> _Input material_
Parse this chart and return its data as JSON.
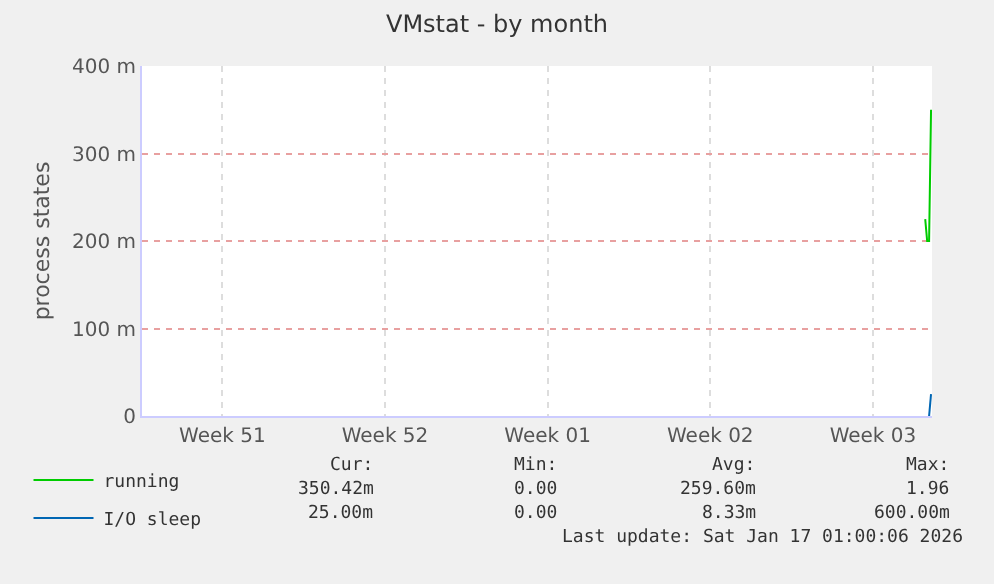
{
  "chart_data": {
    "type": "line",
    "title": "VMstat - by month",
    "ylabel": "process states",
    "xlim": [
      "2025-12-14T01:00",
      "2026-01-17T01:00"
    ],
    "xticks": [
      {
        "value": "2025-12-17T12:00",
        "label": "Week 51"
      },
      {
        "value": "2025-12-24T12:00",
        "label": "Week 52"
      },
      {
        "value": "2025-12-31T12:00",
        "label": "Week 01"
      },
      {
        "value": "2026-01-07T12:00",
        "label": "Week 02"
      },
      {
        "value": "2026-01-14T12:00",
        "label": "Week 03"
      }
    ],
    "ylim": [
      0,
      400
    ],
    "yticks": [
      0,
      {
        "value": 100,
        "label": "100 m"
      },
      {
        "value": 200,
        "label": "200 m"
      },
      {
        "value": 300,
        "label": "300 m"
      },
      {
        "value": 400,
        "label": "400 m"
      }
    ],
    "series": [
      {
        "name": "running",
        "color": "#00cc00",
        "x": [
          "2026-01-16T18:00",
          "2026-01-16T20:00",
          "2026-01-16T22:00",
          "2026-01-17T00:00"
        ],
        "values": [
          225,
          200,
          200,
          350
        ]
      },
      {
        "name": "I/O sleep",
        "color": "#0066b3",
        "x": [
          "2026-01-16T22:00",
          "2026-01-17T00:00"
        ],
        "values": [
          0,
          25
        ]
      }
    ],
    "grid": true,
    "legend": "bottom left",
    "marker": "none",
    "line_style": "solid",
    "annotations": [
      "Cur:",
      "Min:",
      "Avg:",
      "Max:",
      "350.42m",
      "0.00",
      "259.60m",
      "1.96",
      "25.00m",
      "0.00",
      "8.33m",
      "600.00m",
      "Last update: Sat Jan 17 01:00:06 2026"
    ]
  }
}
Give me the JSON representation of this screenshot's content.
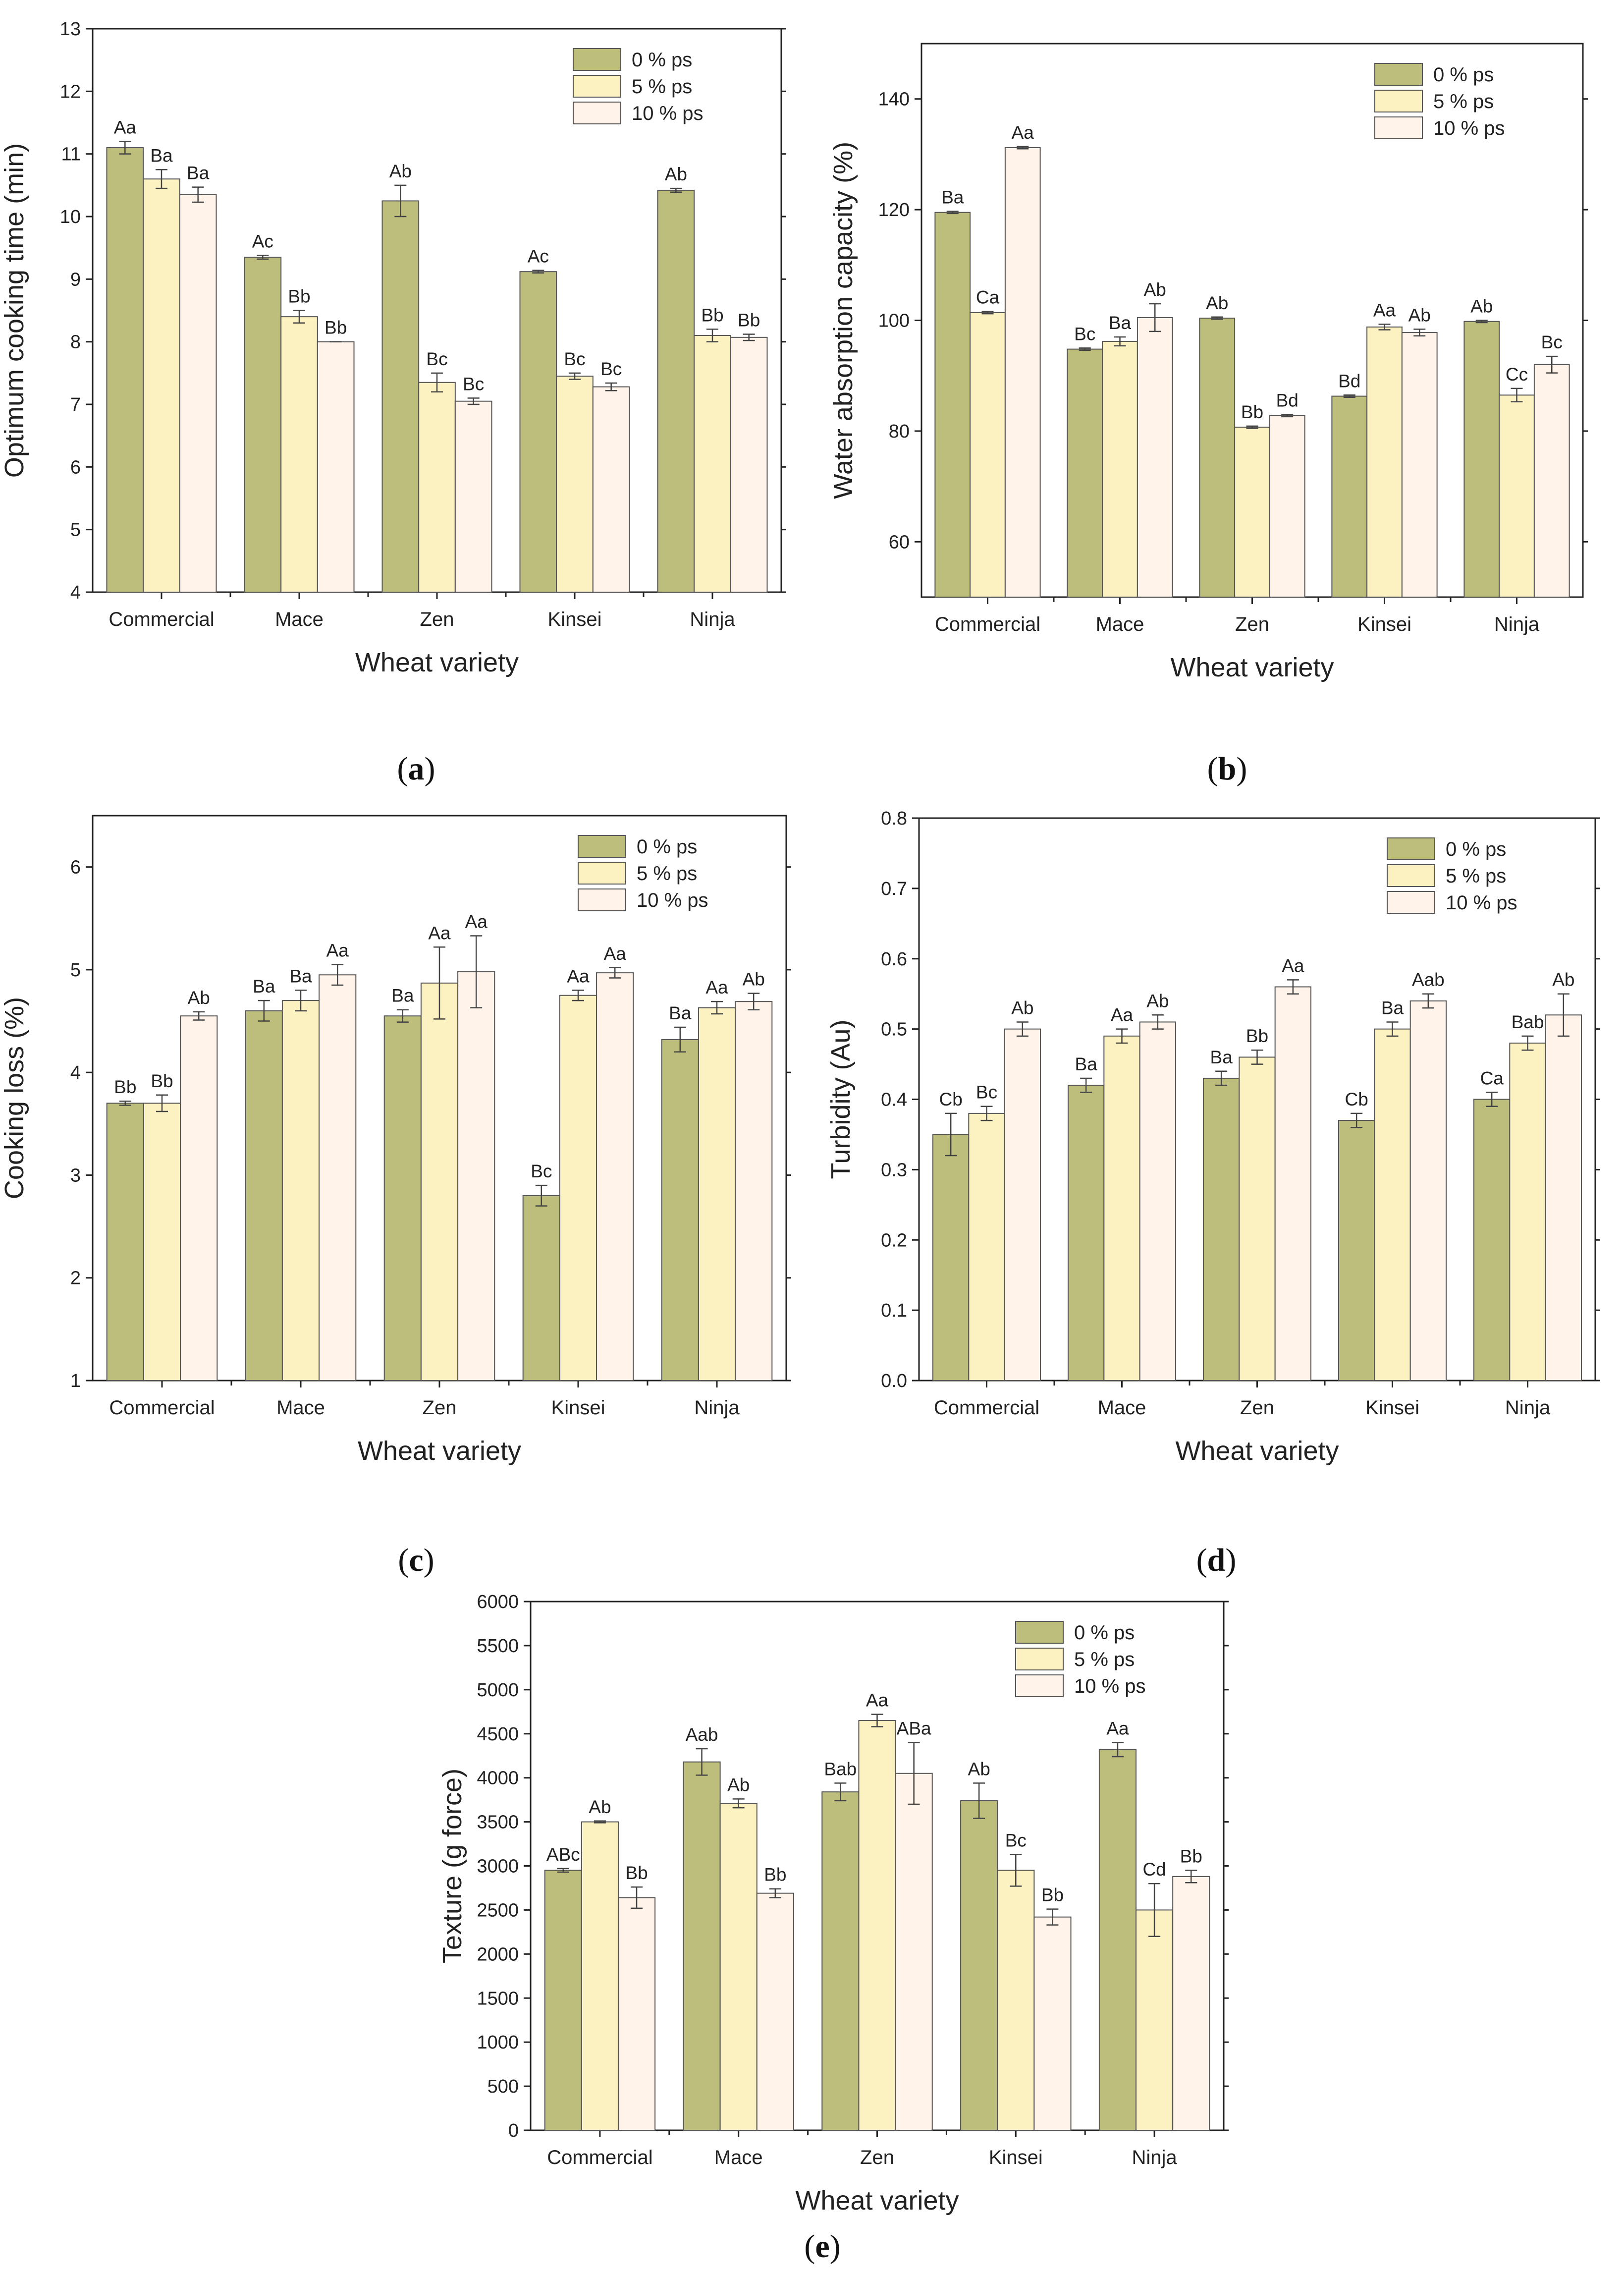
{
  "figure": {
    "colors": {
      "bar_0": "#bdbd7c",
      "bar_5": "#fbf1c1",
      "bar_10": "#fff3ea",
      "stroke": "#333333"
    },
    "error_bar_color": "#444444"
  },
  "chart_data": [
    {
      "id": "a",
      "type": "bar",
      "caption": "(a)",
      "caption_letter": "a",
      "ylabel": "Optimum cooking time (min)",
      "xlabel": "Wheat variety",
      "ylim": [
        4,
        13
      ],
      "yticks": [
        "4",
        "5",
        "6",
        "7",
        "8",
        "9",
        "10",
        "11",
        "12",
        "13"
      ],
      "categories": [
        "Commercial",
        "Mace",
        "Zen",
        "Kinsei",
        "Ninja"
      ],
      "legend": [
        "0 % ps",
        "5 % ps",
        "10 % ps"
      ],
      "legend_position": "top-right",
      "series": [
        {
          "name": "0 % ps",
          "values": [
            11.1,
            9.35,
            10.25,
            9.12,
            10.42
          ],
          "errors": [
            0.1,
            0.03,
            0.25,
            0.02,
            0.03
          ],
          "labels": [
            "Aa",
            "Ac",
            "Ab",
            "Ac",
            "Ab"
          ]
        },
        {
          "name": "5 % ps",
          "values": [
            10.6,
            8.4,
            7.35,
            7.45,
            8.1
          ],
          "errors": [
            0.15,
            0.1,
            0.15,
            0.05,
            0.1
          ],
          "labels": [
            "Ba",
            "Bb",
            "Bc",
            "Bc",
            "Bb"
          ]
        },
        {
          "name": "10 % ps",
          "values": [
            10.35,
            8.0,
            7.05,
            7.28,
            8.07
          ],
          "errors": [
            0.12,
            0.0,
            0.05,
            0.06,
            0.05
          ],
          "labels": [
            "Ba",
            "Bb",
            "Bc",
            "Bc",
            "Bb"
          ]
        }
      ]
    },
    {
      "id": "b",
      "type": "bar",
      "caption": "(b)",
      "caption_letter": "b",
      "ylabel": "Water absorption capacity (%)",
      "xlabel": "Wheat variety",
      "ylim": [
        50,
        150
      ],
      "yticks": [
        "60",
        "80",
        "100",
        "120",
        "140"
      ],
      "categories": [
        "Commercial",
        "Mace",
        "Zen",
        "Kinsei",
        "Ninja"
      ],
      "legend": [
        "0 % ps",
        "5 % ps",
        "10 % ps"
      ],
      "legend_position": "top-right",
      "series": [
        {
          "name": "0 % ps",
          "values": [
            119.5,
            94.8,
            100.4,
            86.3,
            99.8
          ],
          "errors": [
            0.2,
            0.2,
            0.2,
            0.2,
            0.2
          ],
          "labels": [
            "Ba",
            "Bc",
            "Ab",
            "Bd",
            "Ab"
          ]
        },
        {
          "name": "5 % ps",
          "values": [
            101.4,
            96.2,
            80.7,
            98.8,
            86.5
          ],
          "errors": [
            0.2,
            0.8,
            0.2,
            0.5,
            1.2
          ],
          "labels": [
            "Ca",
            "Ba",
            "Bb",
            "Aa",
            "Cc"
          ]
        },
        {
          "name": "10 % ps",
          "values": [
            131.2,
            100.5,
            82.8,
            97.8,
            92.0
          ],
          "errors": [
            0.2,
            2.5,
            0.2,
            0.6,
            1.5
          ],
          "labels": [
            "Aa",
            "Ab",
            "Bd",
            "Ab",
            "Bc"
          ]
        }
      ]
    },
    {
      "id": "c",
      "type": "bar",
      "caption": "(c)",
      "caption_letter": "c",
      "ylabel": "Cooking loss (%)",
      "xlabel": "Wheat variety",
      "ylim": [
        1,
        6.5
      ],
      "yticks": [
        "1",
        "2",
        "3",
        "4",
        "5",
        "6"
      ],
      "categories": [
        "Commercial",
        "Mace",
        "Zen",
        "Kinsei",
        "Ninja"
      ],
      "legend": [
        "0 % ps",
        "5 % ps",
        "10 % ps"
      ],
      "legend_position": "top-right",
      "series": [
        {
          "name": "0 % ps",
          "values": [
            3.7,
            4.6,
            4.55,
            2.8,
            4.32
          ],
          "errors": [
            0.02,
            0.1,
            0.06,
            0.1,
            0.12
          ],
          "labels": [
            "Bb",
            "Ba",
            "Ba",
            "Bc",
            "Ba"
          ]
        },
        {
          "name": "5 % ps",
          "values": [
            3.7,
            4.7,
            4.87,
            4.75,
            4.63
          ],
          "errors": [
            0.08,
            0.1,
            0.35,
            0.05,
            0.06
          ],
          "labels": [
            "Bb",
            "Ba",
            "Aa",
            "Aa",
            "Aa"
          ]
        },
        {
          "name": "10 % ps",
          "values": [
            4.55,
            4.95,
            4.98,
            4.97,
            4.69
          ],
          "errors": [
            0.04,
            0.1,
            0.35,
            0.05,
            0.08
          ],
          "labels": [
            "Ab",
            "Aa",
            "Aa",
            "Aa",
            "Ab"
          ]
        }
      ]
    },
    {
      "id": "d",
      "type": "bar",
      "caption": "(d)",
      "caption_letter": "d",
      "ylabel": "Turbidity (Au)",
      "xlabel": "Wheat variety",
      "ylim": [
        0,
        0.8
      ],
      "yticks": [
        "0.0",
        "0.1",
        "0.2",
        "0.3",
        "0.4",
        "0.5",
        "0.6",
        "0.7",
        "0.8"
      ],
      "categories": [
        "Commercial",
        "Mace",
        "Zen",
        "Kinsei",
        "Ninja"
      ],
      "legend": [
        "0 % ps",
        "5 % ps",
        "10 % ps"
      ],
      "legend_position": "top-right",
      "series": [
        {
          "name": "0 % ps",
          "values": [
            0.35,
            0.42,
            0.43,
            0.37,
            0.4
          ],
          "errors": [
            0.03,
            0.01,
            0.01,
            0.01,
            0.01
          ],
          "labels": [
            "Cb",
            "Ba",
            "Ba",
            "Cb",
            "Ca"
          ]
        },
        {
          "name": "5 % ps",
          "values": [
            0.38,
            0.49,
            0.46,
            0.5,
            0.48
          ],
          "errors": [
            0.01,
            0.01,
            0.01,
            0.01,
            0.01
          ],
          "labels": [
            "Bc",
            "Aa",
            "Bb",
            "Ba",
            "Bab"
          ]
        },
        {
          "name": "10 % ps",
          "values": [
            0.5,
            0.51,
            0.56,
            0.54,
            0.52
          ],
          "errors": [
            0.01,
            0.01,
            0.01,
            0.01,
            0.03
          ],
          "labels": [
            "Ab",
            "Ab",
            "Aa",
            "Aab",
            "Ab"
          ]
        }
      ]
    },
    {
      "id": "e",
      "type": "bar",
      "caption": "(e)",
      "caption_letter": "e",
      "ylabel": "Texture (g force)",
      "xlabel": "Wheat variety",
      "ylim": [
        0,
        6000
      ],
      "yticks": [
        "0",
        "500",
        "1000",
        "1500",
        "2000",
        "2500",
        "3000",
        "3500",
        "4000",
        "4500",
        "5000",
        "5500",
        "6000"
      ],
      "categories": [
        "Commercial",
        "Mace",
        "Zen",
        "Kinsei",
        "Ninja"
      ],
      "legend": [
        "0 % ps",
        "5 % ps",
        "10 % ps"
      ],
      "legend_position": "top-right",
      "series": [
        {
          "name": "0 % ps",
          "values": [
            2950,
            4180,
            3840,
            3740,
            4320
          ],
          "errors": [
            20,
            150,
            100,
            200,
            80
          ],
          "labels": [
            "ABc",
            "Aab",
            "Bab",
            "Ab",
            "Aa"
          ]
        },
        {
          "name": "5 % ps",
          "values": [
            3500,
            3710,
            4650,
            2950,
            2500
          ],
          "errors": [
            10,
            50,
            70,
            180,
            300
          ],
          "labels": [
            "Ab",
            "Ab",
            "Aa",
            "Bc",
            "Cd"
          ]
        },
        {
          "name": "10 % ps",
          "values": [
            2640,
            2690,
            4050,
            2420,
            2880
          ],
          "errors": [
            120,
            50,
            350,
            90,
            70
          ],
          "labels": [
            "Bb",
            "Bb",
            "ABa",
            "Bb",
            "Bb"
          ]
        }
      ]
    }
  ]
}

> _Task statement_
Filter lines by "Week" and return each hit.

> _Solution_
        "label": "Week 51"
        "label": "Week 52"
        "label": "Week 01"
        "label": "Week 02"
        "label": "Week 03"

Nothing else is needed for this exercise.